» EXERCISE INSTRUCTIONS
Go over the entries below line by line, copying each one that contains the word "server".

--- BEGIN MATERIAL SHOWN ---

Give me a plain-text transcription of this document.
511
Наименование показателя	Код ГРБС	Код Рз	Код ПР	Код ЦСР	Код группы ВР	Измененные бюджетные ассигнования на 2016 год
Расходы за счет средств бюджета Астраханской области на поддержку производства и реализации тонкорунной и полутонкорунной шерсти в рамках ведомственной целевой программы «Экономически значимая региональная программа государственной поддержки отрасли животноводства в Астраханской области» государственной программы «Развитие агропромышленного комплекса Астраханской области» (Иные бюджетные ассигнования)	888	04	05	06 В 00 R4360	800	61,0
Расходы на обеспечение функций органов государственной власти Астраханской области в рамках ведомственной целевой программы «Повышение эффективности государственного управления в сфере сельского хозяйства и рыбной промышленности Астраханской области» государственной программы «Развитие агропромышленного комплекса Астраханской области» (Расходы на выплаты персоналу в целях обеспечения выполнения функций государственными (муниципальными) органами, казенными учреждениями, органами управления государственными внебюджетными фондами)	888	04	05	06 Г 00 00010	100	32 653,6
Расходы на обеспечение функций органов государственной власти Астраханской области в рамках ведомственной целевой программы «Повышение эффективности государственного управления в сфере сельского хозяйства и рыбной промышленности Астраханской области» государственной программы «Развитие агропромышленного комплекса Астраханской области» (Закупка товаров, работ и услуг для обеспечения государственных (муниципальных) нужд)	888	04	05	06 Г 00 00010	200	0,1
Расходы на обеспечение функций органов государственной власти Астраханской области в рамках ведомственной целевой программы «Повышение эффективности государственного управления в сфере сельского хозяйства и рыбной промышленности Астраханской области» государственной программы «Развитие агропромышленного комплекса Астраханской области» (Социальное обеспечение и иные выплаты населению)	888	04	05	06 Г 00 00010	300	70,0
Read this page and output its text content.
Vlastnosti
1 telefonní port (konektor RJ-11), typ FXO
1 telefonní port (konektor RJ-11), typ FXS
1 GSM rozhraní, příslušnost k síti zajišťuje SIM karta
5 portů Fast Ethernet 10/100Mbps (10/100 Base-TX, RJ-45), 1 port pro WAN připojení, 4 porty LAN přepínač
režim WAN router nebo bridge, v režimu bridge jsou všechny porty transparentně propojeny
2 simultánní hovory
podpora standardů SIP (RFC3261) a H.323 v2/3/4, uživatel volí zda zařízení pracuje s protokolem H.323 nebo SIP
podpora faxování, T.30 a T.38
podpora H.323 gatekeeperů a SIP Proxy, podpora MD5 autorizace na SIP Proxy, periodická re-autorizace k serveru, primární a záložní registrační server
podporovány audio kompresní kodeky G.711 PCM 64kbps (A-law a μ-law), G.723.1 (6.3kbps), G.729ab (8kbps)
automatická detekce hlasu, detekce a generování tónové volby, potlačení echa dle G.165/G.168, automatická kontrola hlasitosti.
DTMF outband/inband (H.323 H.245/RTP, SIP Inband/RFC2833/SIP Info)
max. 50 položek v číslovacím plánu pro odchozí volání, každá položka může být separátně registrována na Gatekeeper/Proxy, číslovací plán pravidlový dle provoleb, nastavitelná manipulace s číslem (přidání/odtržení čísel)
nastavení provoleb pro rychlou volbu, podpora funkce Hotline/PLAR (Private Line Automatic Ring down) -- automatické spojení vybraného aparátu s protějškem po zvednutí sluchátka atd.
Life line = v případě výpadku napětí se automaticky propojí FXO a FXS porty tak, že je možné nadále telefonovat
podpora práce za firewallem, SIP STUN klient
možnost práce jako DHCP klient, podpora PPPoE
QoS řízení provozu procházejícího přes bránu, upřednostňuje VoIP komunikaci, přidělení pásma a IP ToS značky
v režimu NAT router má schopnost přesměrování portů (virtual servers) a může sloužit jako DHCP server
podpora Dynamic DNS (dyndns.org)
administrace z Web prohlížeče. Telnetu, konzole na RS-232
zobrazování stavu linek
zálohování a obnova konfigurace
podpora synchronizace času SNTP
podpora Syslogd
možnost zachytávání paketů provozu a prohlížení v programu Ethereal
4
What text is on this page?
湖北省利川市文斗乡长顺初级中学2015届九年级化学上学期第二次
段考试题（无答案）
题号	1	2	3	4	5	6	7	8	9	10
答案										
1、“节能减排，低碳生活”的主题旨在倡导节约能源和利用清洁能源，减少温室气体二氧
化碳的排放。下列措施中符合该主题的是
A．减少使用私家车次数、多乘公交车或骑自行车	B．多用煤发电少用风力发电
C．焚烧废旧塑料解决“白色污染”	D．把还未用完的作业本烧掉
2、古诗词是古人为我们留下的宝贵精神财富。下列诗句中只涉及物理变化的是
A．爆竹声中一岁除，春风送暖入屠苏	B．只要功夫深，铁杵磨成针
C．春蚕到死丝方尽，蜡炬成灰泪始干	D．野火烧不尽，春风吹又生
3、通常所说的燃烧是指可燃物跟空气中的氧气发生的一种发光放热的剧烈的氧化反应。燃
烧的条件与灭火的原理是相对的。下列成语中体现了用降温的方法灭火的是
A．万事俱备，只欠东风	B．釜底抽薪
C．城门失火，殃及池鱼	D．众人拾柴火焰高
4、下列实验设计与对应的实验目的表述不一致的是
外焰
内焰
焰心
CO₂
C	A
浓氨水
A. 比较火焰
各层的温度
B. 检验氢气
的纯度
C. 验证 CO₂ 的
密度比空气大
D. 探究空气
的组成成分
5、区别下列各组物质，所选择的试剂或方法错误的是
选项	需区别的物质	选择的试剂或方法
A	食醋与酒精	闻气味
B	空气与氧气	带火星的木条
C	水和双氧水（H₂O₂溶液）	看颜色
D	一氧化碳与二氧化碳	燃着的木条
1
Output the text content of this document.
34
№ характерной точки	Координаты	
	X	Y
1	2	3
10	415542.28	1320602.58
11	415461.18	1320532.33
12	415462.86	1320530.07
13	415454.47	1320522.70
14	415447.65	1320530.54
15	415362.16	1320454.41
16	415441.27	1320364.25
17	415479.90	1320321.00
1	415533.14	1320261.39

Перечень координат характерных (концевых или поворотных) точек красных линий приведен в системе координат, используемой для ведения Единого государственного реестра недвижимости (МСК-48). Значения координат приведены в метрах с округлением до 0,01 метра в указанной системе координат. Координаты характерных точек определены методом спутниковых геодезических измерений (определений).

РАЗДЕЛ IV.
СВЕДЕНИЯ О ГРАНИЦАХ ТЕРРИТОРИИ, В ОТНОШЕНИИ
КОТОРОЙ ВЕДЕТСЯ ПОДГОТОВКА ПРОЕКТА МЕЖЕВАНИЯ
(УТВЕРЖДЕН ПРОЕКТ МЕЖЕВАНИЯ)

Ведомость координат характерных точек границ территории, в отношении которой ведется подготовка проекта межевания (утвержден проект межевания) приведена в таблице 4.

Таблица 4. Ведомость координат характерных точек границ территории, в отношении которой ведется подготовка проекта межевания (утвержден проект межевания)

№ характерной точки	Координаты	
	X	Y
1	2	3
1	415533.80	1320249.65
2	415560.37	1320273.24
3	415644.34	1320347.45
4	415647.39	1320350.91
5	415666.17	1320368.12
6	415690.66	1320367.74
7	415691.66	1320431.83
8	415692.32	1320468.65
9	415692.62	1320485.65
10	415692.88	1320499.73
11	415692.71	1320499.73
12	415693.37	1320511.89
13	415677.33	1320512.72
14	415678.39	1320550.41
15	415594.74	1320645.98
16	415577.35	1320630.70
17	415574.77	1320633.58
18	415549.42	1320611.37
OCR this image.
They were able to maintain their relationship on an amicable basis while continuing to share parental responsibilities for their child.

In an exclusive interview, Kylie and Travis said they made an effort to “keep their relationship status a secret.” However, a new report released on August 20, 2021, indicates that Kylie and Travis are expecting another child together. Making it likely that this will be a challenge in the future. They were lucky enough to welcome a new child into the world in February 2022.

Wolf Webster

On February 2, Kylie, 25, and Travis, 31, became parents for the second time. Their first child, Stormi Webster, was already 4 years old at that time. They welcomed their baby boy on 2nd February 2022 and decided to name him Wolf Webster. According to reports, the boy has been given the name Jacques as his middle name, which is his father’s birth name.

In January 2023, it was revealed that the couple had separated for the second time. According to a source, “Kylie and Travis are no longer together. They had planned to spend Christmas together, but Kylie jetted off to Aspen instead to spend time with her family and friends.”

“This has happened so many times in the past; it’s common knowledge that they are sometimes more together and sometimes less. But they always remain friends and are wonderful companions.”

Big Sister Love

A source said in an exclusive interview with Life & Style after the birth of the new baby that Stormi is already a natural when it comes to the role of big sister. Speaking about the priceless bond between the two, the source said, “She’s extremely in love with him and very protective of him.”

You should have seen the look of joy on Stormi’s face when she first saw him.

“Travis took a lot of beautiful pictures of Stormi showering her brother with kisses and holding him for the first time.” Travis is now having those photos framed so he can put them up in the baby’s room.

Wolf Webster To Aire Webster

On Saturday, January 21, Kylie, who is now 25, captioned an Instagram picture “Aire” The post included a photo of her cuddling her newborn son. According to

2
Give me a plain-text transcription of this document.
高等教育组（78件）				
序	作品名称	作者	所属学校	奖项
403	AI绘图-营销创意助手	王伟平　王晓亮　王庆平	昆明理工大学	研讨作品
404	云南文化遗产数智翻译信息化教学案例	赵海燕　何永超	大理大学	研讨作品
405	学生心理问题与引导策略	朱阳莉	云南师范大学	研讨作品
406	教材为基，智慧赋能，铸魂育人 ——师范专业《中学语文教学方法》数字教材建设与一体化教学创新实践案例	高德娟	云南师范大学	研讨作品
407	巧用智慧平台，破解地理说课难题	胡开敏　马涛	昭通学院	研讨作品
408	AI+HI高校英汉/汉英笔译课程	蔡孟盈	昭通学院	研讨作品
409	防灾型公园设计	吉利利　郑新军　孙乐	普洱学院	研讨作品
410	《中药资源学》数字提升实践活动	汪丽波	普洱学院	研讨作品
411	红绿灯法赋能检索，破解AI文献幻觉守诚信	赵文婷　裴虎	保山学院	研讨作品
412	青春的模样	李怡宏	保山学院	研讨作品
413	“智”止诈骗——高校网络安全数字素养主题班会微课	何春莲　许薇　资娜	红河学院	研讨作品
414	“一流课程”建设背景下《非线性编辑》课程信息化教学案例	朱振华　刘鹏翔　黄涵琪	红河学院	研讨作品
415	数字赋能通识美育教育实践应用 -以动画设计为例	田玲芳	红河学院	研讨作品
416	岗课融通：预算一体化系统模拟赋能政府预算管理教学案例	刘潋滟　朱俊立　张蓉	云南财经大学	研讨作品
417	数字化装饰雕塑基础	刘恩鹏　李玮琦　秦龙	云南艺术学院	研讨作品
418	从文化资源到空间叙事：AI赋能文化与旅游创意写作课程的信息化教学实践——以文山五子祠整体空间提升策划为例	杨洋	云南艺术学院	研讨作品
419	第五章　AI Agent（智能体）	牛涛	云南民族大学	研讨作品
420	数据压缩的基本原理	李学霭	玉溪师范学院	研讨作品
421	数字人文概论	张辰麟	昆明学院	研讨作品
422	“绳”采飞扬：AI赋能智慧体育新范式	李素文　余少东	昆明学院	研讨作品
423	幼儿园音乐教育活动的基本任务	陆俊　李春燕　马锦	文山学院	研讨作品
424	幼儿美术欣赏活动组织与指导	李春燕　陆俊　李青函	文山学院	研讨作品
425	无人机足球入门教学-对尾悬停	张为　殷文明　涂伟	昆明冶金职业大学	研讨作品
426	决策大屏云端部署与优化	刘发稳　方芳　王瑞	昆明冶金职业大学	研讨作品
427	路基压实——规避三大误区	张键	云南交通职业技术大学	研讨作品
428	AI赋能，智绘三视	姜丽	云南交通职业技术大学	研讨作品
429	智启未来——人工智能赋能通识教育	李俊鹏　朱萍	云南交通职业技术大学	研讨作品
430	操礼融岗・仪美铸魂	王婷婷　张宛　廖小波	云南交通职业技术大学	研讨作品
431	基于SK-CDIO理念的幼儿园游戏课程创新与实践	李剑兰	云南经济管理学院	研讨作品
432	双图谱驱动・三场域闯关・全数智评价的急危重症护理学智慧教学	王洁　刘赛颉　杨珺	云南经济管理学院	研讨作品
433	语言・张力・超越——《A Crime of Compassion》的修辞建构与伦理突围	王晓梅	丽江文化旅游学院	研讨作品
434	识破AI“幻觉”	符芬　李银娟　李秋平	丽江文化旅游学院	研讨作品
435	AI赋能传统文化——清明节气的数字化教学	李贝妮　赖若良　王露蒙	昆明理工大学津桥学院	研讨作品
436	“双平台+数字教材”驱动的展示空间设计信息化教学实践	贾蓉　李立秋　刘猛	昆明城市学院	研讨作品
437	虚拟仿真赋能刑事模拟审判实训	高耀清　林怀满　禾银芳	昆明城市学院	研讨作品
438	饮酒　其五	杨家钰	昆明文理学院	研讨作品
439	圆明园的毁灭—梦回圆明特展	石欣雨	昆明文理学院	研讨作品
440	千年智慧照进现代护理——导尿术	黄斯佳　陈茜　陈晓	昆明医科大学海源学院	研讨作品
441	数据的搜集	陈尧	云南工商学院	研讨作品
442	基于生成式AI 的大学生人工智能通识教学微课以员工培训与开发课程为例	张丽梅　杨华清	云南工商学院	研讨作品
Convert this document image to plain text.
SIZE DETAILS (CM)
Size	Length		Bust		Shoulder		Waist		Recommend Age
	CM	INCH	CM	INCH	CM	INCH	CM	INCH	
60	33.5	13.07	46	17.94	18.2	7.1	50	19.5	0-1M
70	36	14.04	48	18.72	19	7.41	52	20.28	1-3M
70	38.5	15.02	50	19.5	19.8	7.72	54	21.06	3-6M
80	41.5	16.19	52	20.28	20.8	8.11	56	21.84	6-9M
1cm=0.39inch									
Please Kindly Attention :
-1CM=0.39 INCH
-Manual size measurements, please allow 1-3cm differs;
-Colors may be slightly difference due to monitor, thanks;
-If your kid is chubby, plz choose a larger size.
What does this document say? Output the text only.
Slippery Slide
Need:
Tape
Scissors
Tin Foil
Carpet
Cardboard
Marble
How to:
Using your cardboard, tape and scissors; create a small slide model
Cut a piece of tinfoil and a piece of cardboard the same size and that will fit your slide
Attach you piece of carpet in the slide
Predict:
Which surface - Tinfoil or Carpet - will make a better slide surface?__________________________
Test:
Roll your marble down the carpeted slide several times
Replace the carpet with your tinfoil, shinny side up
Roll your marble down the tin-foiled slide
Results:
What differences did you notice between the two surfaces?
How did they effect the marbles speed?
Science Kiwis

--- END MATERIAL SHOWN ---

» WRITTEN SOLUTION
podpora H.323 gatekeeperů a SIP Proxy, podpora MD5 autorizace na SIP Proxy, periodická re-autorizace k serveru, primární a záložní registrační server
v režimu NAT router má schopnost přesměrování portů (virtual servers) a může sloužit jako DHCP server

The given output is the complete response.